What to work on
Find all the lines with "forskellige" and gather them.

········

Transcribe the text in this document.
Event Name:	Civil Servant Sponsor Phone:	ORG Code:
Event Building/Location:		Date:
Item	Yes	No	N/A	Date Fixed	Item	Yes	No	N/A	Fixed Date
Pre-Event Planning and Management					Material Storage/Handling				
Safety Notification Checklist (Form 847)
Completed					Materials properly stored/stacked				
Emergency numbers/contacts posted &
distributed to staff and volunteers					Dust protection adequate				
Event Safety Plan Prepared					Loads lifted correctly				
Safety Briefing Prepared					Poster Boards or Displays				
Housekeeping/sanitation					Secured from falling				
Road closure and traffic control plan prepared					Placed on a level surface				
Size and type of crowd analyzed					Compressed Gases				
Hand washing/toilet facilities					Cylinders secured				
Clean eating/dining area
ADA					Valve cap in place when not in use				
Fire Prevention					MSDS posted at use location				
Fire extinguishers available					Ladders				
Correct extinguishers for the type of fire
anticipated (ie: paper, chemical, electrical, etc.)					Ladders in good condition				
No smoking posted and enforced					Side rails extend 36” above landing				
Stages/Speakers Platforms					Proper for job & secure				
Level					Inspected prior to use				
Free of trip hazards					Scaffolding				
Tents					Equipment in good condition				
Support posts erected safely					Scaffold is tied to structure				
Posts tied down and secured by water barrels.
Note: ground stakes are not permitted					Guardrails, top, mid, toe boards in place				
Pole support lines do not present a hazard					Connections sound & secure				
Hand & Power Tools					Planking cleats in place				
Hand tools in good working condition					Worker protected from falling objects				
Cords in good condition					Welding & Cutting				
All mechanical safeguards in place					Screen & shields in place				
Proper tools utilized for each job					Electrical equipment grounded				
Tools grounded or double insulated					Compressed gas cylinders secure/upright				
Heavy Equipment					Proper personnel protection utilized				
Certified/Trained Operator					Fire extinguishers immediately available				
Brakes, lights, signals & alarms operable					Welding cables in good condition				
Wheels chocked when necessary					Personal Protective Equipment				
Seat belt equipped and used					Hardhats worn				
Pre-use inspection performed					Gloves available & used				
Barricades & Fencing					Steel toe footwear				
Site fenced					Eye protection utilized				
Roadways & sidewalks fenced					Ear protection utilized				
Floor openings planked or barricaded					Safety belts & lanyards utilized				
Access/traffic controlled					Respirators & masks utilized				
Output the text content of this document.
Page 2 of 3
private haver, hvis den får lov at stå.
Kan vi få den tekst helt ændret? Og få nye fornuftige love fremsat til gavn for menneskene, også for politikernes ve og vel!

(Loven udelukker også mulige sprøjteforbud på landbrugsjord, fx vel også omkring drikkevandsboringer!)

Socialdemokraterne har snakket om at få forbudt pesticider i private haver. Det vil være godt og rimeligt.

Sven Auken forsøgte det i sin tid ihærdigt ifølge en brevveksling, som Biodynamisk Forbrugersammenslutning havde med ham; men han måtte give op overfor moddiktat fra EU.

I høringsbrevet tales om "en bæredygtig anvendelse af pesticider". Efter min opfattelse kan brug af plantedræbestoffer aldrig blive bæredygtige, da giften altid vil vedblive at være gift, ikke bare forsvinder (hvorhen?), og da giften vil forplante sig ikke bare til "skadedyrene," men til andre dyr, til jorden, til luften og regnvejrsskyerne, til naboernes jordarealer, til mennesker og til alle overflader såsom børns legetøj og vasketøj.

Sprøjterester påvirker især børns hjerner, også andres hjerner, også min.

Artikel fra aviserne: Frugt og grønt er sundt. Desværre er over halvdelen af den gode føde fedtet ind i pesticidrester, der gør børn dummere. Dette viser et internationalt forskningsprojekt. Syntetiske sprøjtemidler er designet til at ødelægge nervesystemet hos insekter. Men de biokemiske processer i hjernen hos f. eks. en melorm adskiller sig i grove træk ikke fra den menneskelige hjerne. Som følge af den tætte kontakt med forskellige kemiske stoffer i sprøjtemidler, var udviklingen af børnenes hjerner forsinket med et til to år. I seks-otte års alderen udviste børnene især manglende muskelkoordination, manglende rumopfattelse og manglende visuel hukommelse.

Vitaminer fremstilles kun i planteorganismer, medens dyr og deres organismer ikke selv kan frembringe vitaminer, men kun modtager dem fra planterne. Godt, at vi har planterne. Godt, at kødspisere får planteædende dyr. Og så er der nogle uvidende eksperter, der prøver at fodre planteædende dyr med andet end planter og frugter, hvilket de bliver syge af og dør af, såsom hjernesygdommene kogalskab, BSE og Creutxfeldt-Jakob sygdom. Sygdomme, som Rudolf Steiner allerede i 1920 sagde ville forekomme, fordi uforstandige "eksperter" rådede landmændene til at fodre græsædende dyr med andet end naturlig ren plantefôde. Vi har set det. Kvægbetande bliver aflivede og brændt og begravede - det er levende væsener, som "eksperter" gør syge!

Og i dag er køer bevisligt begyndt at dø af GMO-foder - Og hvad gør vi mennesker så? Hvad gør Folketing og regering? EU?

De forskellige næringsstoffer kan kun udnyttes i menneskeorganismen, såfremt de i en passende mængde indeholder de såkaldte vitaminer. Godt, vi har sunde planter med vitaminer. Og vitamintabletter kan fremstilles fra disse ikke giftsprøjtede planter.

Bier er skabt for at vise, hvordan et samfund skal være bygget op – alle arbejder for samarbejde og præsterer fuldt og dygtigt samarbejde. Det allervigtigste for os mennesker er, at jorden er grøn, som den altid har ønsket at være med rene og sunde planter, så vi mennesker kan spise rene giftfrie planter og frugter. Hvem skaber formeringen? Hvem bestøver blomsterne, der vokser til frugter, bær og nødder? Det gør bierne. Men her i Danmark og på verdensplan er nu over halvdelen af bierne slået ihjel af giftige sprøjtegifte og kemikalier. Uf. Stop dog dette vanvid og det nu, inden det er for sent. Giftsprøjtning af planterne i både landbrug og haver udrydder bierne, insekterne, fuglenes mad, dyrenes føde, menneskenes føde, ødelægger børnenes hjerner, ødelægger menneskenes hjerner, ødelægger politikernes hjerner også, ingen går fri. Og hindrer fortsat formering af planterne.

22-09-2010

········

Written answer
Artikel fra aviserne: Frugt og grønt er sundt. Desværre er over halvdelen af den gode føde fedtet ind i pesticidrester, der gør børn dummere. Dette viser et internationalt forskningsprojekt. Syntetiske sprøjtemidler er designet til at ødelægge nervesystemet hos insekter. Men de biokemiske processer i hjernen hos f. eks. en melorm adskiller sig i grove træk ikke fra den menneskelige hjerne. Som følge af den tætte kontakt med forskellige kemiske stoffer i sprøjtemidler, var udviklingen af børnenes hjerner forsinket med et til to år. I seks-otte års alderen udviste børnene især manglende muskelkoordination, manglende rumopfattelse og manglende visuel hukommelse.
De forskellige næringsstoffer kan kun udnyttes i menneskeorganismen, såfremt de i en passende mængde indeholder de såkaldte vitaminer. Godt, vi har sunde planter med vitaminer. Og vitamintabletter kan fremstilles fra disse ikke giftsprøjtede planter.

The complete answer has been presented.